(Dataset items)

────────────────────────────────────────

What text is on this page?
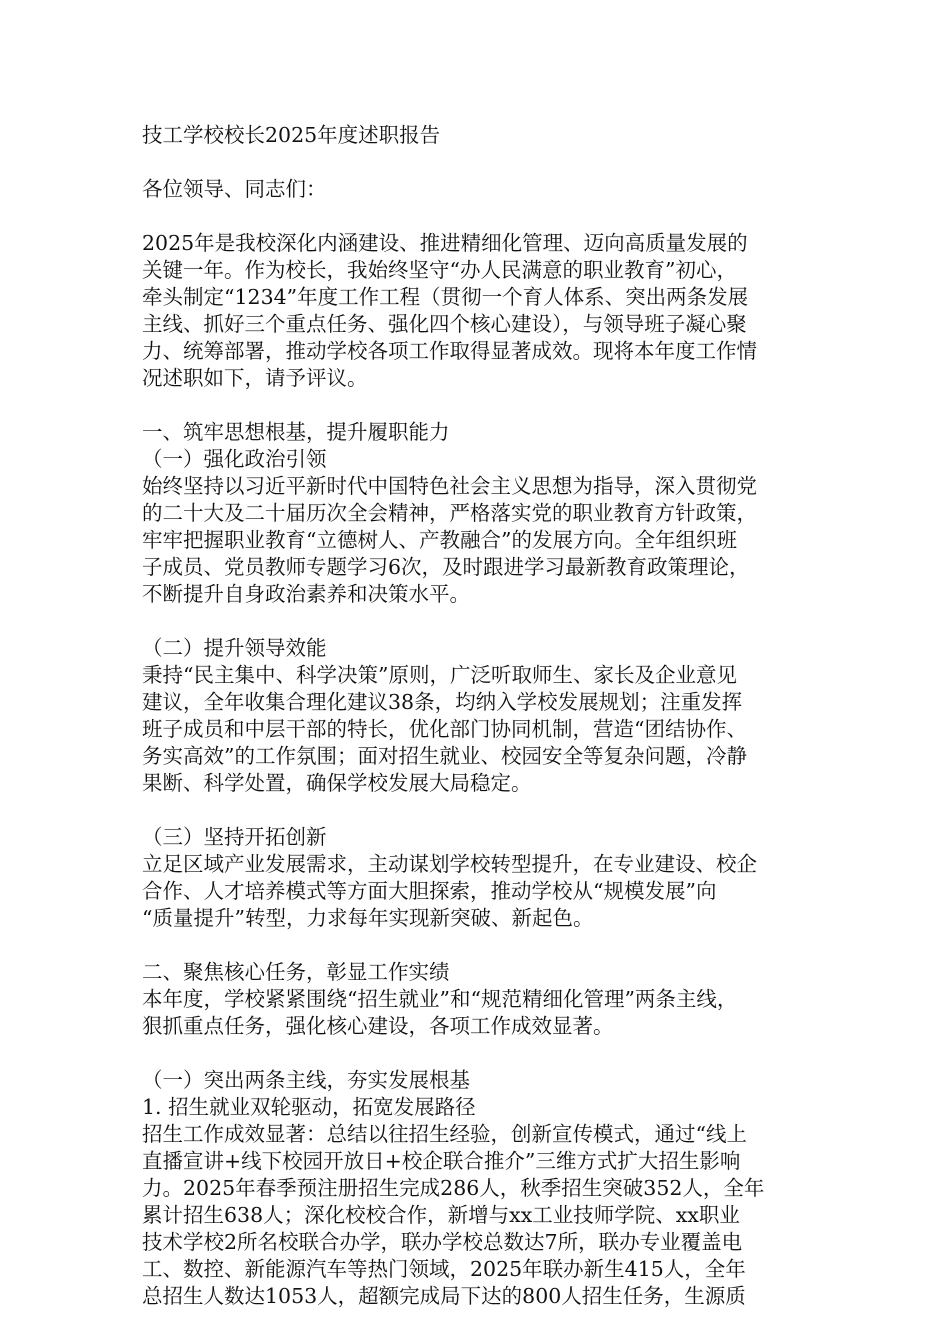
技工学校校长2025年度述职报告
各位领导、同志们：
2025年是我校深化内涵建设、推进精细化管理、迈向高质量发展的
关键一年。作为校长，我始终坚守“办人民满意的职业教育”初心，
牵头制定“1234”年度工作工程（贯彻一个育人体系、突出两条发展
主线、抓好三个重点任务、强化四个核心建设），与领导班子凝心聚
力、统筹部署，推动学校各项工作取得显著成效。现将本年度工作情
况述职如下，请予评议。
一、筑牢思想根基，提升履职能力
（一）强化政治引领
始终坚持以习近平新时代中国特色社会主义思想为指导，深入贯彻党
的二十大及二十届历次全会精神，严格落实党的职业教育方针政策，
牢牢把握职业教育“立德树人、产教融合”的发展方向。全年组织班
子成员、党员教师专题学习6次，及时跟进学习最新教育政策理论，
不断提升自身政治素养和决策水平。
（二）提升领导效能
秉持“民主集中、科学决策”原则，广泛听取师生、家长及企业意见
建议，全年收集合理化建议38条，均纳入学校发展规划；注重发挥
班子成员和中层干部的特长，优化部门协同机制，营造“团结协作、
务实高效”的工作氛围；面对招生就业、校园安全等复杂问题，冷静
果断、科学处置，确保学校发展大局稳定。
（三）坚持开拓创新
立足区域产业发展需求，主动谋划学校转型提升，在专业建设、校企
合作、人才培养模式等方面大胆探索，推动学校从“规模发展”向
“质量提升”转型，力求每年实现新突破、新起色。
二、聚焦核心任务，彰显工作实绩
本年度，学校紧紧围绕“招生就业”和“规范精细化管理”两条主线，
狠抓重点任务，强化核心建设，各项工作成效显著。
（一）突出两条主线，夯实发展根基
1. 招生就业双轮驱动，拓宽发展路径
招生工作成效显著：总结以往招生经验，创新宣传模式，通过“线上
直播宣讲+线下校园开放日+校企联合推介”三维方式扩大招生影响
力。2025年春季预注册招生完成286人，秋季招生突破352人，全年
累计招生638人；深化校校合作，新增与xx工业技师学院、xx职业
技术学校2所名校联合办学，联办学校总数达7所，联办专业覆盖电
工、数控、新能源汽车等热门领域，2025年联办新生415人，全年
总招生人数达1053人，超额完成局下达的800人招生任务，生源质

────────────────────────────────────────

#### WRITTEN PROBLEM
Leave out the pictures and retype every line above exactly.

#### RESPONSE
What text is on this page?
技工学校校长2025年度述职报告
各位领导、同志们：
2025年是我校深化内涵建设、推进精细化管理、迈向高质量发展的
关键一年。作为校长，我始终坚守“办人民满意的职业教育”初心，
牵头制定“1234”年度工作工程（贯彻一个育人体系、突出两条发展
主线、抓好三个重点任务、强化四个核心建设），与领导班子凝心聚
力、统筹部署，推动学校各项工作取得显著成效。现将本年度工作情
况述职如下，请予评议。
一、筑牢思想根基，提升履职能力
（一）强化政治引领
始终坚持以习近平新时代中国特色社会主义思想为指导，深入贯彻党
的二十大及二十届历次全会精神，严格落实党的职业教育方针政策，
牢牢把握职业教育“立德树人、产教融合”的发展方向。全年组织班
子成员、党员教师专题学习6次，及时跟进学习最新教育政策理论，
不断提升自身政治素养和决策水平。
（二）提升领导效能
秉持“民主集中、科学决策”原则，广泛听取师生、家长及企业意见
建议，全年收集合理化建议38条，均纳入学校发展规划；注重发挥
班子成员和中层干部的特长，优化部门协同机制，营造“团结协作、
务实高效”的工作氛围；面对招生就业、校园安全等复杂问题，冷静
果断、科学处置，确保学校发展大局稳定。
（三）坚持开拓创新
立足区域产业发展需求，主动谋划学校转型提升，在专业建设、校企
合作、人才培养模式等方面大胆探索，推动学校从“规模发展”向
“质量提升”转型，力求每年实现新突破、新起色。
二、聚焦核心任务，彰显工作实绩
本年度，学校紧紧围绕“招生就业”和“规范精细化管理”两条主线，
狠抓重点任务，强化核心建设，各项工作成效显著。
（一）突出两条主线，夯实发展根基
1. 招生就业双轮驱动，拓宽发展路径
招生工作成效显著：总结以往招生经验，创新宣传模式，通过“线上
直播宣讲+线下校园开放日+校企联合推介”三维方式扩大招生影响
力。2025年春季预注册招生完成286人，秋季招生突破352人，全年
累计招生638人；深化校校合作，新增与xx工业技师学院、xx职业
技术学校2所名校联合办学，联办学校总数达7所，联办专业覆盖电
工、数控、新能源汽车等热门领域，2025年联办新生415人，全年
总招生人数达1053人，超额完成局下达的800人招生任务，生源质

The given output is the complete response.